[Entries from a visual dataset]
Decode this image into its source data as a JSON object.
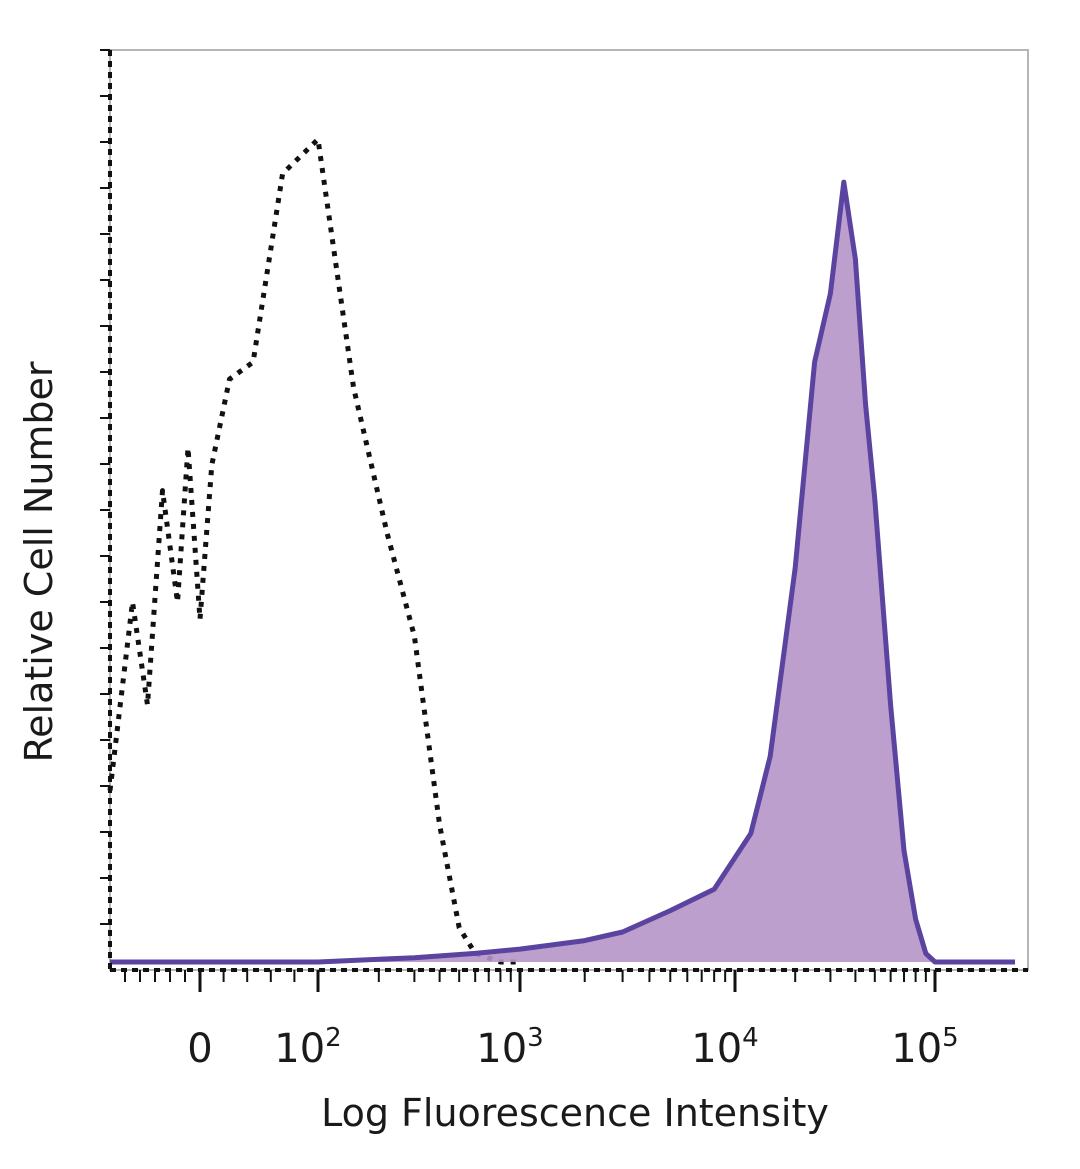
{
  "chart_data": {
    "type": "area",
    "title": "",
    "xlabel": "Log Fluorescence Intensity",
    "ylabel": "Relative Cell Number",
    "x_scale": "biexponential (log)",
    "xlim": [
      -60,
      200000
    ],
    "ylim": [
      0,
      100
    ],
    "y_ticks_labeled": false,
    "grid": false,
    "legend": "none",
    "x_ticks": [
      {
        "value": 0,
        "label": "0"
      },
      {
        "value": 100,
        "base": "10",
        "exp": "2"
      },
      {
        "value": 1000,
        "base": "10",
        "exp": "3"
      },
      {
        "value": 10000,
        "base": "10",
        "exp": "4"
      },
      {
        "value": 100000,
        "base": "10",
        "exp": "5"
      }
    ],
    "colors": {
      "control_line": "#111111",
      "stained_line": "#5a44a0",
      "stained_fill": "#b595c8",
      "axis": "#111111",
      "frame": "#b5b5b5"
    },
    "series": [
      {
        "style": "dotted-black-outline",
        "x": [
          -60,
          -45,
          -35,
          -25,
          -15,
          -8,
          0,
          10,
          25,
          45,
          70,
          100,
          150,
          220,
          300,
          400,
          500,
          600,
          800,
          1000
        ],
        "y": [
          20,
          42,
          30,
          55,
          42,
          60,
          40,
          58,
          68,
          70,
          92,
          96,
          67,
          50,
          38,
          16,
          4,
          1,
          0,
          0
        ]
      },
      {
        "style": "purple-filled",
        "x": [
          -60,
          0,
          100,
          300,
          600,
          1000,
          2000,
          3000,
          5000,
          8000,
          12000,
          15000,
          20000,
          25000,
          30000,
          35000,
          40000,
          45000,
          50000,
          60000,
          70000,
          80000,
          90000,
          100000,
          200000
        ],
        "y": [
          0,
          0,
          0,
          0.5,
          1,
          1.5,
          2.5,
          3.5,
          6,
          8.5,
          15,
          24,
          46,
          70,
          78,
          91,
          82,
          65,
          54,
          30,
          13,
          5,
          1,
          0,
          0
        ]
      }
    ]
  }
}
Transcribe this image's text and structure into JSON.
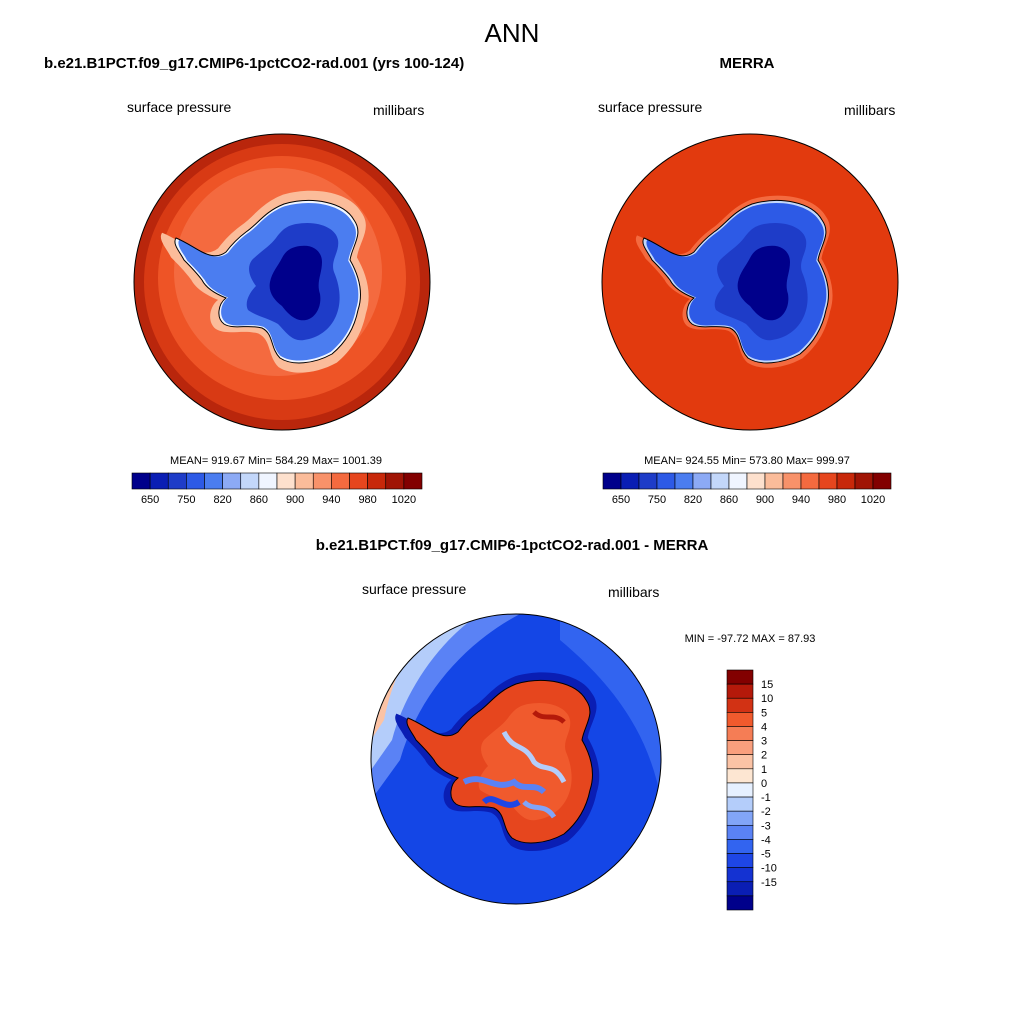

Problem to work on:
Copy the listing word for word, excluding its pictures.

Written solution:
Decode this image into its source data as a JSON object.
{
  "chart_data": {
    "type": "area",
    "title": "",
    "xlabel": "Log Fluorescence Intensity",
    "ylabel": "Relative Cell Number",
    "x_scale": "biexponential (log)",
    "xlim": [
      -60,
      200000
    ],
    "ylim": [
      0,
      100
    ],
    "y_ticks_labeled": false,
    "grid": false,
    "legend": "none",
    "x_ticks": [
      {
        "value": 0,
        "label": "0"
      },
      {
        "value": 100,
        "base": "10",
        "exp": "2"
      },
      {
        "value": 1000,
        "base": "10",
        "exp": "3"
      },
      {
        "value": 10000,
        "base": "10",
        "exp": "4"
      },
      {
        "value": 100000,
        "base": "10",
        "exp": "5"
      }
    ],
    "colors": {
      "control_line": "#111111",
      "stained_line": "#5a44a0",
      "stained_fill": "#b595c8",
      "axis": "#111111",
      "frame": "#b5b5b5"
    },
    "series": [
      {
        "style": "dotted-black-outline",
        "x": [
          -60,
          -45,
          -35,
          -25,
          -15,
          -8,
          0,
          10,
          25,
          45,
          70,
          100,
          150,
          220,
          300,
          400,
          500,
          600,
          800,
          1000
        ],
        "y": [
          20,
          42,
          30,
          55,
          42,
          60,
          40,
          58,
          68,
          70,
          92,
          96,
          67,
          50,
          38,
          16,
          4,
          1,
          0,
          0
        ]
      },
      {
        "style": "purple-filled",
        "x": [
          -60,
          0,
          100,
          300,
          600,
          1000,
          2000,
          3000,
          5000,
          8000,
          12000,
          15000,
          20000,
          25000,
          30000,
          35000,
          40000,
          45000,
          50000,
          60000,
          70000,
          80000,
          90000,
          100000,
          200000
        ],
        "y": [
          0,
          0,
          0,
          0.5,
          1,
          1.5,
          2.5,
          3.5,
          6,
          8.5,
          15,
          24,
          46,
          70,
          78,
          91,
          82,
          65,
          54,
          30,
          13,
          5,
          1,
          0,
          0
        ]
      }
    ]
  }
}
Transcribe this image's text and structure into JSON.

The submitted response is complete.